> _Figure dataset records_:

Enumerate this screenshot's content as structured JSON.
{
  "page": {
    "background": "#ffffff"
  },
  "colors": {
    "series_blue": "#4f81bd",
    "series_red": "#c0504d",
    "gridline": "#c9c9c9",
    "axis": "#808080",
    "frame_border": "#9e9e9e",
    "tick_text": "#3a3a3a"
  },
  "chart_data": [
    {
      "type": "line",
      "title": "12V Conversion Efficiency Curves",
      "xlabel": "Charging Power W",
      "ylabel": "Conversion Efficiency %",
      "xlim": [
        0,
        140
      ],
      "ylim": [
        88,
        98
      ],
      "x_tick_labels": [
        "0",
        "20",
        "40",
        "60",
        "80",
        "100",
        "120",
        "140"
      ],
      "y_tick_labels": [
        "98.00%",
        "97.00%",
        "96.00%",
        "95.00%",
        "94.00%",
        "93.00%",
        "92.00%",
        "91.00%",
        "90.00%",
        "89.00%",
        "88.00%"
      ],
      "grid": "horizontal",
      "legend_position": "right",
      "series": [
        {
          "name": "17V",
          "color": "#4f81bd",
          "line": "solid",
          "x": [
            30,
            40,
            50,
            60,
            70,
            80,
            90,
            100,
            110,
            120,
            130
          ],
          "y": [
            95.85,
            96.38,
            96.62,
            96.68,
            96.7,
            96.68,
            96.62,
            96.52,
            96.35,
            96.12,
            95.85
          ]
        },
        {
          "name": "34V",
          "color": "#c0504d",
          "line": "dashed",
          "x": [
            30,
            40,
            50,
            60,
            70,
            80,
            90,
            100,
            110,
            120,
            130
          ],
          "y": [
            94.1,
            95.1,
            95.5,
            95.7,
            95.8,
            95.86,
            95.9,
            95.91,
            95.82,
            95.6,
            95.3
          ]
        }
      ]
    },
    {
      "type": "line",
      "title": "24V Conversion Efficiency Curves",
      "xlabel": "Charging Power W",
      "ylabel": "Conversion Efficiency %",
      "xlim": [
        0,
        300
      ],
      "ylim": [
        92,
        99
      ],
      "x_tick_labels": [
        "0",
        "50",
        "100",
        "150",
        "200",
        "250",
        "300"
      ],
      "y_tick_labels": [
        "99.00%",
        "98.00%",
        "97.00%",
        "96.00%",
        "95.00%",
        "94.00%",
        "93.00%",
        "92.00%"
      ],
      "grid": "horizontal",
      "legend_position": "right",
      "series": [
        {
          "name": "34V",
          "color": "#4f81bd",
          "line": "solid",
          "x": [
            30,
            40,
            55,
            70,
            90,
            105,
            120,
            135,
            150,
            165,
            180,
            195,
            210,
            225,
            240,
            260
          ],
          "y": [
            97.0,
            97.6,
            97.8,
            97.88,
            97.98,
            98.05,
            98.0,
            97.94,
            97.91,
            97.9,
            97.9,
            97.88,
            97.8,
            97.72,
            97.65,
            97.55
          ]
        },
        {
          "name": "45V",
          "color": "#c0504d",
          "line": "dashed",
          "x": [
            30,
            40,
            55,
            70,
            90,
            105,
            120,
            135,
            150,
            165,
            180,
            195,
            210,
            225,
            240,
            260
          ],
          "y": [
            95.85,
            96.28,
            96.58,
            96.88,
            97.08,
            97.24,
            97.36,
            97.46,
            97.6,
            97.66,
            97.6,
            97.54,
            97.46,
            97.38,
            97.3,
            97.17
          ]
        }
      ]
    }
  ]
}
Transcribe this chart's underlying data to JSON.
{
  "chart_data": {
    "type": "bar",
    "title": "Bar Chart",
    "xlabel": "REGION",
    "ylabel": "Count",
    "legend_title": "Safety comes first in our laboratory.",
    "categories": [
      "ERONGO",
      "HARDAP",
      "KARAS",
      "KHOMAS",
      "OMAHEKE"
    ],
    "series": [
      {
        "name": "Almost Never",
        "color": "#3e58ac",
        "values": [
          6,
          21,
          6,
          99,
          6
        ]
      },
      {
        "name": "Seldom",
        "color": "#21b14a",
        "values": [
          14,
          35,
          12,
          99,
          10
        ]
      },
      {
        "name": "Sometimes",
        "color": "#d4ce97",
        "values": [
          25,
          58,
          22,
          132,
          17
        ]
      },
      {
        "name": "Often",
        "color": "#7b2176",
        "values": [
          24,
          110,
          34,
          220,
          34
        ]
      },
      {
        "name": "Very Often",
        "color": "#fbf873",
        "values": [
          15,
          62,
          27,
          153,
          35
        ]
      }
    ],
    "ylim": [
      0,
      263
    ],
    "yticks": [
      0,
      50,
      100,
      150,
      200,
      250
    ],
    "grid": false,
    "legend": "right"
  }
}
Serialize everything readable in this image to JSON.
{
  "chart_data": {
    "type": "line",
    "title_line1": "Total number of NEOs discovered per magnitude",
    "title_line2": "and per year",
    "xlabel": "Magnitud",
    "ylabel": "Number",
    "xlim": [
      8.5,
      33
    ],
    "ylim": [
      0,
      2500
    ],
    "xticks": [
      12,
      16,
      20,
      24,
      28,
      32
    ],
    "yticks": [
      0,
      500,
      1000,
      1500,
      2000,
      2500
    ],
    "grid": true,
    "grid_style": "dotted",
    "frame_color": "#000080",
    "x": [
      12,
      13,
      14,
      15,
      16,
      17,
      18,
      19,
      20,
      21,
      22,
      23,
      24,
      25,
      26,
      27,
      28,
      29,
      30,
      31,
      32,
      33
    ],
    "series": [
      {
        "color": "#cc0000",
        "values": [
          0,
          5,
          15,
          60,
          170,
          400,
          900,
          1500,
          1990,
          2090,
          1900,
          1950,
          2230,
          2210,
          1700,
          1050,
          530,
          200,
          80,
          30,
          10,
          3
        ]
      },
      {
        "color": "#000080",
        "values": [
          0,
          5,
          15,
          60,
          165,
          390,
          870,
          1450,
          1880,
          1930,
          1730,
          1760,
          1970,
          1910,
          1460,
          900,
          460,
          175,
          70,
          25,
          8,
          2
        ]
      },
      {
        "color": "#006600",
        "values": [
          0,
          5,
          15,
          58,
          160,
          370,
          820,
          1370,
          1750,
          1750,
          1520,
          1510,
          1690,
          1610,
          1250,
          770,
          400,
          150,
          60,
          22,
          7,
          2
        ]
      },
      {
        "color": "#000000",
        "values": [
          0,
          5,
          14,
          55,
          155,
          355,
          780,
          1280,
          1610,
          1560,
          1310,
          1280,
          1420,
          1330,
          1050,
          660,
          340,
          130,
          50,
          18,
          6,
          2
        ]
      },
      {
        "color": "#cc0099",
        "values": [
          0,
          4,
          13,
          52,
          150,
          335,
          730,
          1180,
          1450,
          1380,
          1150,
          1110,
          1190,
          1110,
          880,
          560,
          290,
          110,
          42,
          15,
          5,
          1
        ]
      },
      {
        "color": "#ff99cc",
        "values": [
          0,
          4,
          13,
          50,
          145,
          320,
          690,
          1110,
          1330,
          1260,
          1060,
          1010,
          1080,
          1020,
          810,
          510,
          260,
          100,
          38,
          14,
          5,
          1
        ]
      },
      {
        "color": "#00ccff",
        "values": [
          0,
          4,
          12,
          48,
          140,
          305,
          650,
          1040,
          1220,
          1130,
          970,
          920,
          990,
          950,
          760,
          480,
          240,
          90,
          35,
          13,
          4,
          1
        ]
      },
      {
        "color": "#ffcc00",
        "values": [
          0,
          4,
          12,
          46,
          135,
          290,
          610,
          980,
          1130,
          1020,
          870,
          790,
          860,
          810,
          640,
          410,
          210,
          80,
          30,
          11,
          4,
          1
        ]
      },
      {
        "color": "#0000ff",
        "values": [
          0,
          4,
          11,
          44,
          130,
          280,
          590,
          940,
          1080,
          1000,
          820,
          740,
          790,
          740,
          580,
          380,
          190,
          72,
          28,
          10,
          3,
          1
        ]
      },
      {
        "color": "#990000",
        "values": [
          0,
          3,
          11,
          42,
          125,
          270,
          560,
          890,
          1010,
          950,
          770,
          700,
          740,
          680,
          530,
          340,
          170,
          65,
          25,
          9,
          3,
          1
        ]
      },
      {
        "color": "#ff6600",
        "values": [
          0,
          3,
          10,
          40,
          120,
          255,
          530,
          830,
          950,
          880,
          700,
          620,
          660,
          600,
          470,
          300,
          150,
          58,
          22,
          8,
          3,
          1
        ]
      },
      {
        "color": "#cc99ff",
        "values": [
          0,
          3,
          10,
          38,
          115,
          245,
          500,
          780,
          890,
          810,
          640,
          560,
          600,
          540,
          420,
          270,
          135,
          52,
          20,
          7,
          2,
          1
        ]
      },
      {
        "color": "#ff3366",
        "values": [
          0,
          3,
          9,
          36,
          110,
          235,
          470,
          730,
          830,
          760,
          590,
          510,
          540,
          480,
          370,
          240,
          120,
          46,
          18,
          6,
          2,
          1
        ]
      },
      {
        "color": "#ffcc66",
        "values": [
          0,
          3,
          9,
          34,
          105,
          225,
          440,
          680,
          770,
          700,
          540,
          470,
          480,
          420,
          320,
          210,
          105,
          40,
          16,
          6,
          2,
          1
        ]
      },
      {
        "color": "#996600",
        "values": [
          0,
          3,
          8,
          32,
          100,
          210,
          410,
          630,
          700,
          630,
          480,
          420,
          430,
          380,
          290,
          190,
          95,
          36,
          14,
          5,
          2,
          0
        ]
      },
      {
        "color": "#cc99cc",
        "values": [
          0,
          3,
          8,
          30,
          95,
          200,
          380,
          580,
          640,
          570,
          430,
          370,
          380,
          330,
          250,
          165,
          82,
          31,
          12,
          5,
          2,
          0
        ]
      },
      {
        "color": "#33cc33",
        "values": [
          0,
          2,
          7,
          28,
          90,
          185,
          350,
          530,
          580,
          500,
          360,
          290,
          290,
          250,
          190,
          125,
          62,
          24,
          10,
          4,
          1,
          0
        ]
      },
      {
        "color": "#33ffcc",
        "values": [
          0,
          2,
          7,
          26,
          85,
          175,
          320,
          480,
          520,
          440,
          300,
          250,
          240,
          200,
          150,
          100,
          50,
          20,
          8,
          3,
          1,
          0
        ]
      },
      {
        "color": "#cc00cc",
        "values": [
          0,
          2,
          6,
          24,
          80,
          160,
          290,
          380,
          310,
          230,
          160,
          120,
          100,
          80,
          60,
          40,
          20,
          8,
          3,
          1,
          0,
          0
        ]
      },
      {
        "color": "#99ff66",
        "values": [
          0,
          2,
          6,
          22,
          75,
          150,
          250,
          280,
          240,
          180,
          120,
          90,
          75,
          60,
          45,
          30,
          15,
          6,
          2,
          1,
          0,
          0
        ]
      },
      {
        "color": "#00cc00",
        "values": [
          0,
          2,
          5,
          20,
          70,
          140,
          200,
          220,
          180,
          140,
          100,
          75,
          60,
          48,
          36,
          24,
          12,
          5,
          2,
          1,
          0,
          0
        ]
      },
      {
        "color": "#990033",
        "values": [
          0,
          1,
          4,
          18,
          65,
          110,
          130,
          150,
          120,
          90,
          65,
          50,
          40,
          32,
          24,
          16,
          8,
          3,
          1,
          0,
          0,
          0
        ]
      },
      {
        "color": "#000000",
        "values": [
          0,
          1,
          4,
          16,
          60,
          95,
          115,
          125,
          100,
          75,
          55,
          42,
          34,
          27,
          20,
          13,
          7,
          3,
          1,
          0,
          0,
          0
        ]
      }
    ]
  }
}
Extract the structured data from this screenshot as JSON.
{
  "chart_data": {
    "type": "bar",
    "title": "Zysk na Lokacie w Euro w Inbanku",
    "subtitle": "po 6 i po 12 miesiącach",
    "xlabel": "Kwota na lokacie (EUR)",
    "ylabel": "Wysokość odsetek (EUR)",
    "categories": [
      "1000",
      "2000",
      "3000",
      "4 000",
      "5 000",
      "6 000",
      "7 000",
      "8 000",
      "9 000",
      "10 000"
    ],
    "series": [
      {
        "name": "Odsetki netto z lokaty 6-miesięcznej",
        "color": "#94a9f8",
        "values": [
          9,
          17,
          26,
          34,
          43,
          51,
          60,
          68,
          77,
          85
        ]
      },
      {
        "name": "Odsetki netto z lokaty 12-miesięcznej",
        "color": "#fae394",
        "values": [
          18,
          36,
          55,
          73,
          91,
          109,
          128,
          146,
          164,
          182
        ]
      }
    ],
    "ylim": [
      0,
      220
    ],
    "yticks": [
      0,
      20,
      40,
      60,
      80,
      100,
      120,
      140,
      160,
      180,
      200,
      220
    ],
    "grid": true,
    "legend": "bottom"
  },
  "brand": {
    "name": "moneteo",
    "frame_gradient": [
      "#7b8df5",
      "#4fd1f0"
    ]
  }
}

> _WHAT IS ASKED_: Starting at the line that contains "Extract the structured", retype each line through the end of the listing above and nothing else.

> _ANSWER FOR THIS EXERCISE_:
Extract the structured data from this screenshot as JSON.
{
  "chart_data": {
    "type": "bar",
    "title": "Zysk na Lokacie w Euro w Inbanku",
    "subtitle": "po 6 i po 12 miesiącach",
    "xlabel": "Kwota na lokacie (EUR)",
    "ylabel": "Wysokość odsetek (EUR)",
    "categories": [
      "1000",
      "2000",
      "3000",
      "4 000",
      "5 000",
      "6 000",
      "7 000",
      "8 000",
      "9 000",
      "10 000"
    ],
    "series": [
      {
        "name": "Odsetki netto z lokaty 6-miesięcznej",
        "color": "#94a9f8",
        "values": [
          9,
          17,
          26,
          34,
          43,
          51,
          60,
          68,
          77,
          85
        ]
      },
      {
        "name": "Odsetki netto z lokaty 12-miesięcznej",
        "color": "#fae394",
        "values": [
          18,
          36,
          55,
          73,
          91,
          109,
          128,
          146,
          164,
          182
        ]
      }
    ],
    "ylim": [
      0,
      220
    ],
    "yticks": [
      0,
      20,
      40,
      60,
      80,
      100,
      120,
      140,
      160,
      180,
      200,
      220
    ],
    "grid": true,
    "legend": "bottom"
  },
  "brand": {
    "name": "moneteo",
    "frame_gradient": [
      "#7b8df5",
      "#4fd1f0"
    ]
  }
}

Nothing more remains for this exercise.